▸ **Required work**:
Give the count of lines in the data that include "this", with no other words.

--- START Data records ---

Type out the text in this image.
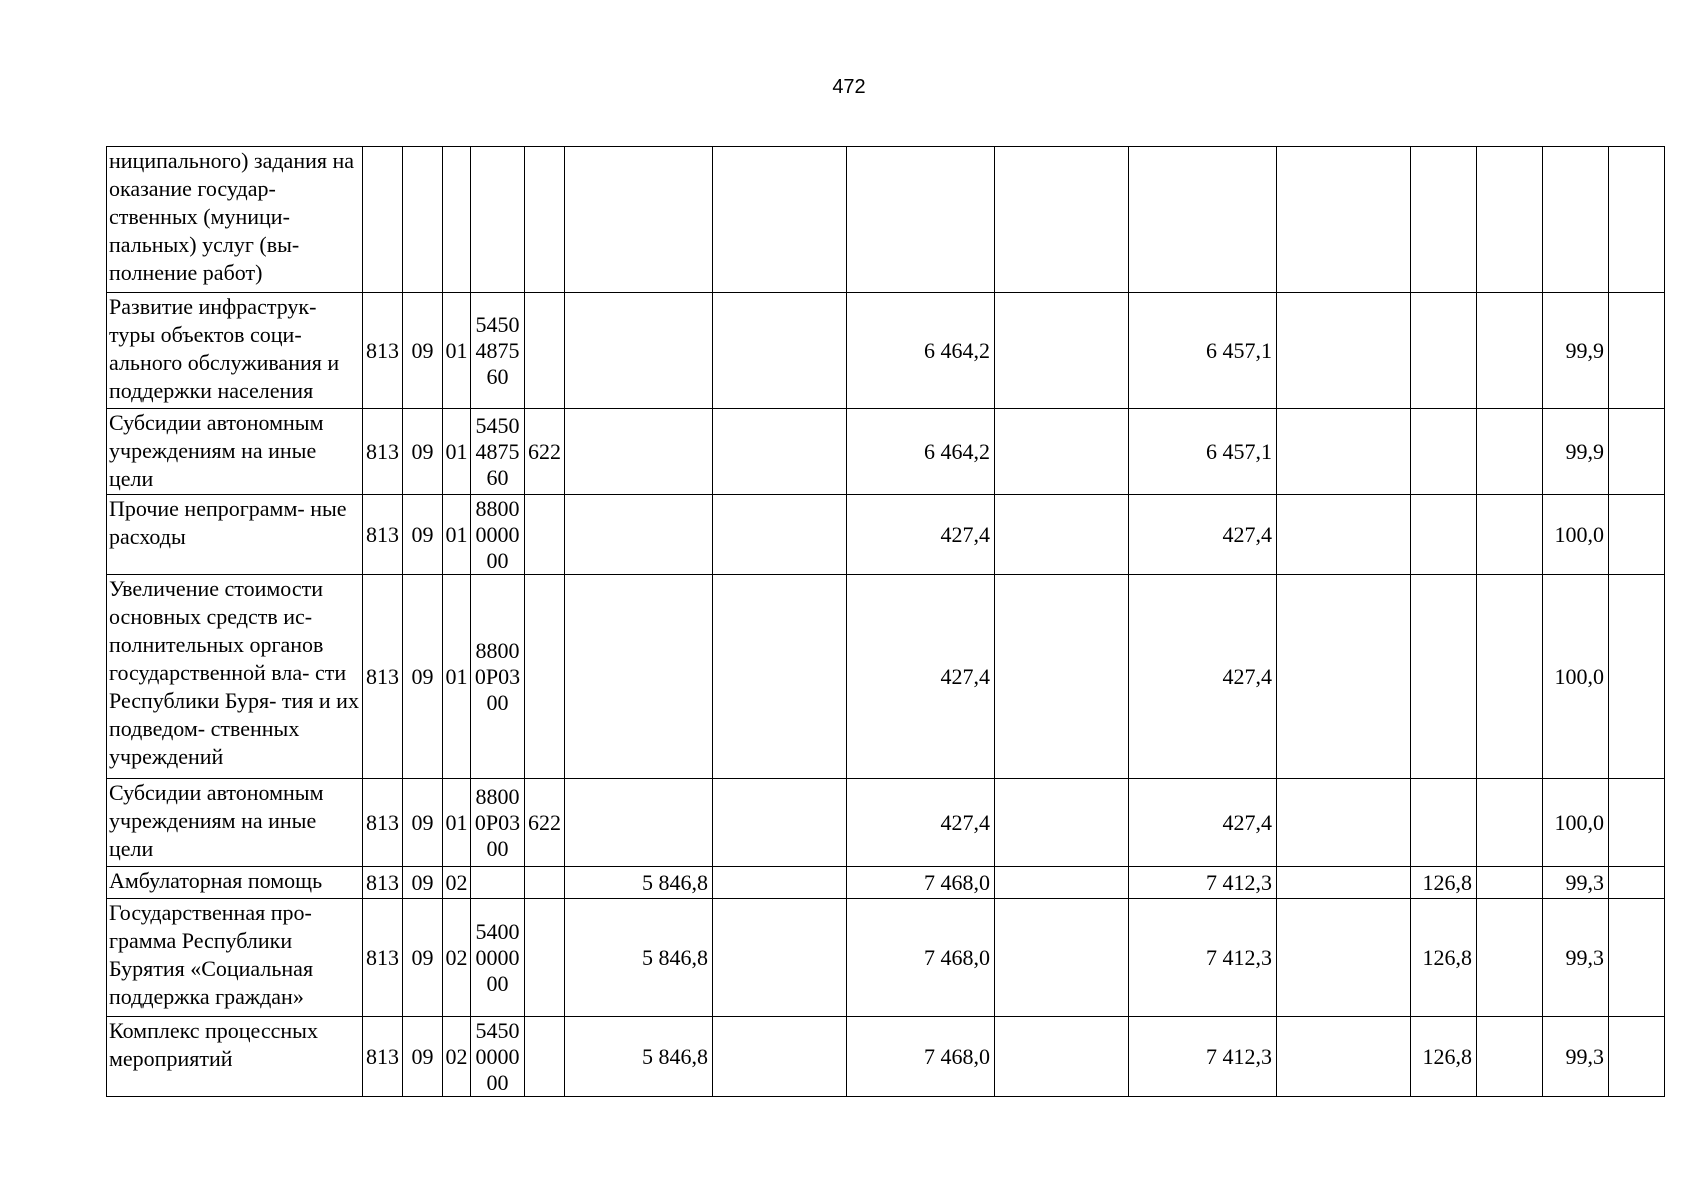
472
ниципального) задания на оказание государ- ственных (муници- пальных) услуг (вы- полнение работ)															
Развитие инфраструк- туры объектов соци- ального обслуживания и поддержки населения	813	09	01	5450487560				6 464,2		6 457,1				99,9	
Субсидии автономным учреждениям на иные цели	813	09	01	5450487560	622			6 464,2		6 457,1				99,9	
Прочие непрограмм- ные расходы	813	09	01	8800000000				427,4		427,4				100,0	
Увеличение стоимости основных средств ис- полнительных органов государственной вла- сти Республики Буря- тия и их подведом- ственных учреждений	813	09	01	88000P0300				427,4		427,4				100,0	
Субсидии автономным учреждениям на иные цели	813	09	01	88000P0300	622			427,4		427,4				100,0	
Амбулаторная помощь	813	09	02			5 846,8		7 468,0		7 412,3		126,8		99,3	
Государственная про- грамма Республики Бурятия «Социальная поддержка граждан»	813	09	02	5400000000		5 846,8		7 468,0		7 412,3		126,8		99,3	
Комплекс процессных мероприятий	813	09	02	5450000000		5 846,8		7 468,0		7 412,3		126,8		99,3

--- END Data records ---
--- START Data records ---

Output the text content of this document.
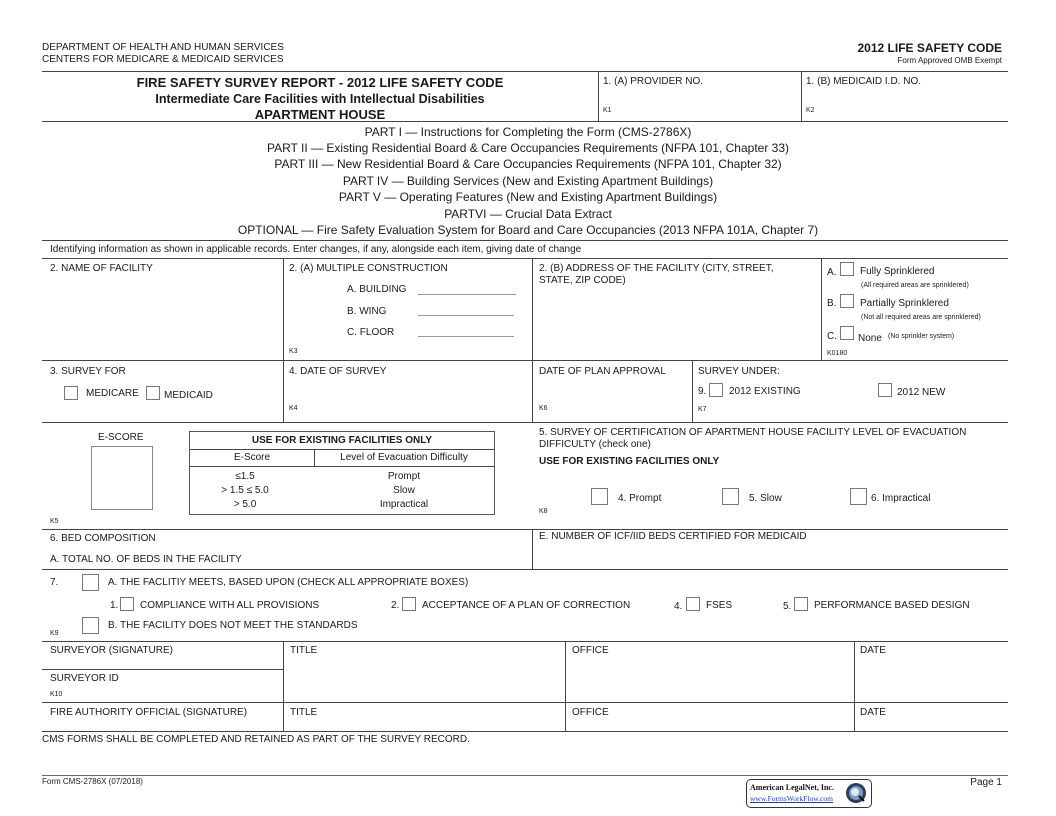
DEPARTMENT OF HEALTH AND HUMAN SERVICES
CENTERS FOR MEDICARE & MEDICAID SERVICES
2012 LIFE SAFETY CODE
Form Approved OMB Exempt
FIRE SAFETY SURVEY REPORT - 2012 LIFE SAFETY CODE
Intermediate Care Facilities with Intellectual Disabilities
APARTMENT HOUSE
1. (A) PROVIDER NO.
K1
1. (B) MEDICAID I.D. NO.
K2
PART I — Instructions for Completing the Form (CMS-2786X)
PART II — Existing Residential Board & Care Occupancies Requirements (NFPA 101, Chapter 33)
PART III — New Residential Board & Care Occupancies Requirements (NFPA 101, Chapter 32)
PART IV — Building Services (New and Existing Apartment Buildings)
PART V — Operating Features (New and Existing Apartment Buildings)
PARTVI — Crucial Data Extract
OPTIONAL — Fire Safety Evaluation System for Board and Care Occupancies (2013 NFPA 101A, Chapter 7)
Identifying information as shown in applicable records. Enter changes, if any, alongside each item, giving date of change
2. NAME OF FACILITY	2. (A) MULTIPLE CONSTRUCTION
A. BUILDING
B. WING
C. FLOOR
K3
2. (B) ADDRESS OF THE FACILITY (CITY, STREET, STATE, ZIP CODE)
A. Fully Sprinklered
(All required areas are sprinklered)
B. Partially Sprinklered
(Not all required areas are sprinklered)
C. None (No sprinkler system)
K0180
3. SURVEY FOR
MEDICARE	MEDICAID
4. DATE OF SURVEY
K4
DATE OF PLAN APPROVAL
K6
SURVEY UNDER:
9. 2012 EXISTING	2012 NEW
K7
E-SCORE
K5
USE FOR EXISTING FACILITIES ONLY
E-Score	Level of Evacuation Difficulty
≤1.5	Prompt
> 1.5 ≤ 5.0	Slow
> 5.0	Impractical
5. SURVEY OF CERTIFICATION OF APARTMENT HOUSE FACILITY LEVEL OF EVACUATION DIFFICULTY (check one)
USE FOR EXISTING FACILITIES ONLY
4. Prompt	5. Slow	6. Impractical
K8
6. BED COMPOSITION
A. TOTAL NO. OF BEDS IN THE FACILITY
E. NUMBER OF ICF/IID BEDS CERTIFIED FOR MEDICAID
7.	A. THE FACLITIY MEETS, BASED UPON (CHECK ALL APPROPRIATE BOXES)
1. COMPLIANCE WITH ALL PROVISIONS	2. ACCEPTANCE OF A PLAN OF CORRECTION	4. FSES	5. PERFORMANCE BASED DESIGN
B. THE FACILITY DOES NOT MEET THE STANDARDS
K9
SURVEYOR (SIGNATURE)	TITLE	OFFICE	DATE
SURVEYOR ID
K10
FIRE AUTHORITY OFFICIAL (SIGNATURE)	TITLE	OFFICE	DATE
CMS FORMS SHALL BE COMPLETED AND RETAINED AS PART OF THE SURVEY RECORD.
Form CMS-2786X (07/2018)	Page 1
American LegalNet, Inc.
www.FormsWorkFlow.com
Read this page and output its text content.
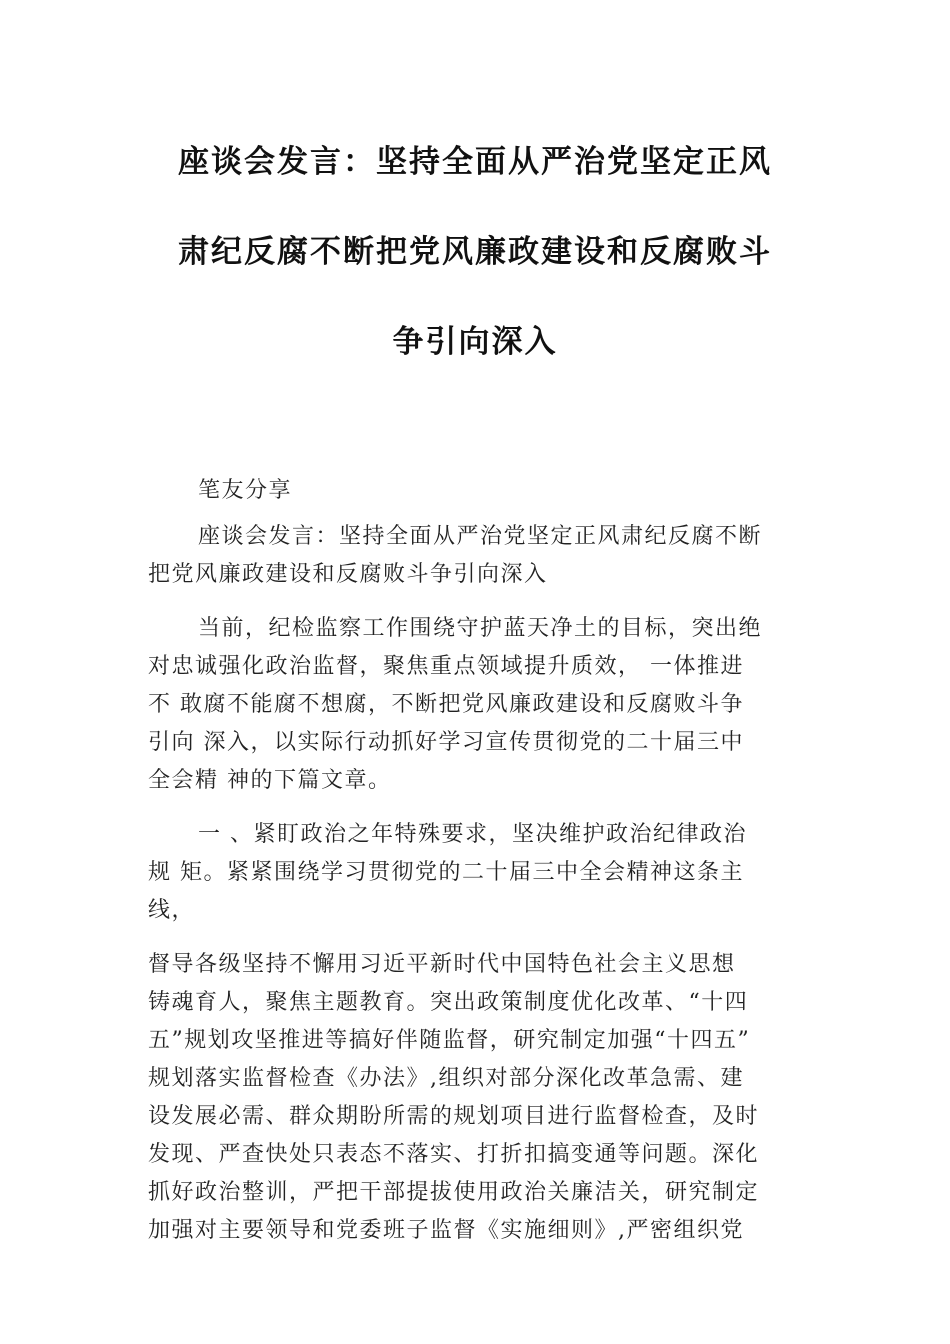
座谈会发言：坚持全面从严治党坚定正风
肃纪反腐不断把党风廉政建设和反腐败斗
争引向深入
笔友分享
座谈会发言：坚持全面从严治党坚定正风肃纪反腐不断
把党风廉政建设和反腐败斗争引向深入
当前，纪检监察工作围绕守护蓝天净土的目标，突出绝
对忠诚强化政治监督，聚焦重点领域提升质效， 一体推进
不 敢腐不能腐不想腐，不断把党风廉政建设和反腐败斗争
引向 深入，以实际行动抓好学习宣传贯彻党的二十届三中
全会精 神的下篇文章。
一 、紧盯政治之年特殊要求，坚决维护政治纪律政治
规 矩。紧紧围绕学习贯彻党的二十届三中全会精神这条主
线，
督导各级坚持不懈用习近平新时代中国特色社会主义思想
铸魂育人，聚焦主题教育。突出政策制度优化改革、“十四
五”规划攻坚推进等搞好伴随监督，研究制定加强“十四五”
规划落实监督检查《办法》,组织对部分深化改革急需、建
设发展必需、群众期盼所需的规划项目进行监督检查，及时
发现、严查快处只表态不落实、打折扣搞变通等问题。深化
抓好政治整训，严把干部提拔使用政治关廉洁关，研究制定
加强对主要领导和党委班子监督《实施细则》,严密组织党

--- END Data records ---

▸ **Answer below**:
3